In turn, the amplitude of the highest peak 633 is used to determine
the relative strength indicator and as the dominant voice period P,
as shown in FIG. 6C.
[0053] In some implementations, the voice period variance estimator
302b is configured to estimate the pitch variance in each wideband
sub-band. In other words, the voice period variance estimator 302b
provides an indicator for each sub-band that indicates how far the
period detected in a sub-band is from the dominant voice period P.
In some implementations the variance indicator for a particular
wideband sub-band is determined by keeping track of a period
estimate derived from the glottal pulses detected in that
particular sub-band, and comparing the respective pitch estimate
with the dominant voice period P.
[0054] In some implementations, the sub-band autocorrelation
estimator 302c is configured to provide an indication of the
highest autocorrelation for each for each wideband sub-band. In
some implementations, a sub-band autocorrelation indicator is
determined by keeping track of the highest autocorrelation
coefficient .rho. for a respective wideband sub-band.

» **Supplied records**:

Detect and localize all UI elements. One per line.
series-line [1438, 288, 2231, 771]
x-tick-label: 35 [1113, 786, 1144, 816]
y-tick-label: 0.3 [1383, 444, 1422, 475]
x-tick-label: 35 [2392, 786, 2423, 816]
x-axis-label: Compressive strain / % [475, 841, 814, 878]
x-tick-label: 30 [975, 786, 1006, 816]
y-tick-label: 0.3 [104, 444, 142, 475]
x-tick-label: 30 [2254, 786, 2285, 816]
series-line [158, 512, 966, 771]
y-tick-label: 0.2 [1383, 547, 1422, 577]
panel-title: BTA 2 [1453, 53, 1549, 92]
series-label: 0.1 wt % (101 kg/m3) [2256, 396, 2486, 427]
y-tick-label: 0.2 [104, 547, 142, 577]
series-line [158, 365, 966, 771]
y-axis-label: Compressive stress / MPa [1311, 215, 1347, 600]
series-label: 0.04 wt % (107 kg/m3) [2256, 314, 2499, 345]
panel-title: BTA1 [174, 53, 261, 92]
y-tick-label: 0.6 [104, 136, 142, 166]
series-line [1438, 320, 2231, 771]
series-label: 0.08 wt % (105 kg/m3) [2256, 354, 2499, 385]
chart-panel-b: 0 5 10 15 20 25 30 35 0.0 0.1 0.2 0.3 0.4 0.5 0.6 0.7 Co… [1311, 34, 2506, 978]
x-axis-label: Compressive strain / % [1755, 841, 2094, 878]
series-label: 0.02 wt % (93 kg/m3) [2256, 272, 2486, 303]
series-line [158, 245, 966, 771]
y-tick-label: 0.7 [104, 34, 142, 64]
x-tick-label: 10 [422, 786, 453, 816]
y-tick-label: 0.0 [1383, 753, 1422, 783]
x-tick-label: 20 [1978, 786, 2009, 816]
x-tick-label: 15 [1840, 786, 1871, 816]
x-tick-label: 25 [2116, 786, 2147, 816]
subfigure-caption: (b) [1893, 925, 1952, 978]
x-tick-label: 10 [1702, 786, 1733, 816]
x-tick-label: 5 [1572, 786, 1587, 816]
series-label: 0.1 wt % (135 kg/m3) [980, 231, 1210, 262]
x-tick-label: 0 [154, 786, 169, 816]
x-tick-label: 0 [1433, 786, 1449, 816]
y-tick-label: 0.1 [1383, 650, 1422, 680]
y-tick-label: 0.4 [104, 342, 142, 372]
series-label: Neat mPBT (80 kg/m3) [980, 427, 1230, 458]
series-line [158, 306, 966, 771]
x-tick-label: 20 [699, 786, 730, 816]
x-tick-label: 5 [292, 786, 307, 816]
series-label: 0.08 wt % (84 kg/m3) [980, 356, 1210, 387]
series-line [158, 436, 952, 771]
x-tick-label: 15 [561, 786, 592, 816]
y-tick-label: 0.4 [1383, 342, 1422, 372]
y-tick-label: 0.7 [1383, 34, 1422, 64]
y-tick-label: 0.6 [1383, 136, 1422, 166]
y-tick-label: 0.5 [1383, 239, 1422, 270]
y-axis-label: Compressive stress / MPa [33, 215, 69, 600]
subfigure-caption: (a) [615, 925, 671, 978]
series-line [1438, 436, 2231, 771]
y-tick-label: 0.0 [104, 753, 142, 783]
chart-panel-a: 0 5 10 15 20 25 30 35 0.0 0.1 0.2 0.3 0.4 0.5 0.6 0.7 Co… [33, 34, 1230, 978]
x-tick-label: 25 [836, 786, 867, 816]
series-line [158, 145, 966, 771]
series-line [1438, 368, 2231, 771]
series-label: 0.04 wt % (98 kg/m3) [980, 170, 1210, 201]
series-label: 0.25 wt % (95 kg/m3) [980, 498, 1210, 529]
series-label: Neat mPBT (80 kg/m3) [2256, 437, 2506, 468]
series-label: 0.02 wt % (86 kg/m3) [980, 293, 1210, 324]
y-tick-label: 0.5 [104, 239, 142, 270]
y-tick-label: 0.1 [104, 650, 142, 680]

» **Exercise requirements**:
A. Translate this sentence from the voice-period passage into Spanish: "In some implementations, the voice period variance estimator 302b is configured to estimate the pitch variance in each wideband sub-band."
B. Put the lines of the entries into a numbered list, starting with the first line of the entries and going on through the line with "series-line [158, 436, 952, 771]".
The voice-period passage and the entries are unrelated to each other.

» **Results for the exercise**:
A. En algunas implementaciones, el estimador de varianza del período de voz 302b está configurado para estimar la varianza del tono en cada subbanda de banda ancha.

B.
1. Detect and localize all UI elements. One per line.
2. series-line [1438, 288, 2231, 771]
3. x-tick-label: 35 [1113, 786, 1144, 816]
4. y-tick-label: 0.3 [1383, 444, 1422, 475]
5. x-tick-label: 35 [2392, 786, 2423, 816]
6. x-axis-label: Compressive strain / % [475, 841, 814, 878]
7. x-tick-label: 30 [975, 786, 1006, 816]
8. y-tick-label: 0.3 [104, 444, 142, 475]
9. x-tick-label: 30 [2254, 786, 2285, 816]
10. series-line [158, 512, 966, 771]
11. y-tick-label: 0.2 [1383, 547, 1422, 577]
12. panel-title: BTA 2 [1453, 53, 1549, 92]
13. series-label: 0.1 wt % (101 kg/m3) [2256, 396, 2486, 427]
14. y-tick-label: 0.2 [104, 547, 142, 577]
15. series-line [158, 365, 966, 771]
16. y-axis-label: Compressive stress / MPa [1311, 215, 1347, 600]
17. series-label: 0.04 wt % (107 kg/m3) [2256, 314, 2499, 345]
18. panel-title: BTA1 [174, 53, 261, 92]
19. y-tick-label: 0.6 [104, 136, 142, 166]
20. series-line [1438, 320, 2231, 771]
21. series-label: 0.08 wt % (105 kg/m3) [2256, 354, 2499, 385]
22. chart-panel-b: 0 5 10 15 20 25 30 35 0.0 0.1 0.2 0.3 0.4 0.5 0.6 0.7 Co… [1311, 34, 2506, 978]
23. x-axis-label: Compressive strain / % [1755, 841, 2094, 878]
24. series-label: 0.02 wt % (93 kg/m3) [2256, 272, 2486, 303]
25. series-line [158, 245, 966, 771]
26. y-tick-label: 0.7 [104, 34, 142, 64]
27. x-tick-label: 10 [422, 786, 453, 816]
28. y-tick-label: 0.0 [1383, 753, 1422, 783]
29. x-tick-label: 20 [1978, 786, 2009, 816]
30. x-tick-label: 15 [1840, 786, 1871, 816]
31. x-tick-label: 25 [2116, 786, 2147, 816]
32. subfigure-caption: (b) [1893, 925, 1952, 978]
33. x-tick-label: 10 [1702, 786, 1733, 816]
34. x-tick-label: 5 [1572, 786, 1587, 816]
35. series-label: 0.1 wt % (135 kg/m3) [980, 231, 1210, 262]
36. x-tick-label: 0 [154, 786, 169, 816]
37. x-tick-label: 0 [1433, 786, 1449, 816]
38. y-tick-label: 0.1 [1383, 650, 1422, 680]
39. y-tick-label: 0.4 [104, 342, 142, 372]
40. series-label: Neat mPBT (80 kg/m3) [980, 427, 1230, 458]
41. series-line [158, 306, 966, 771]
42. x-tick-label: 20 [699, 786, 730, 816]
43. x-tick-label: 5 [292, 786, 307, 816]
44. series-label: 0.08 wt % (84 kg/m3) [980, 356, 1210, 387]
45. series-line [158, 436, 952, 771]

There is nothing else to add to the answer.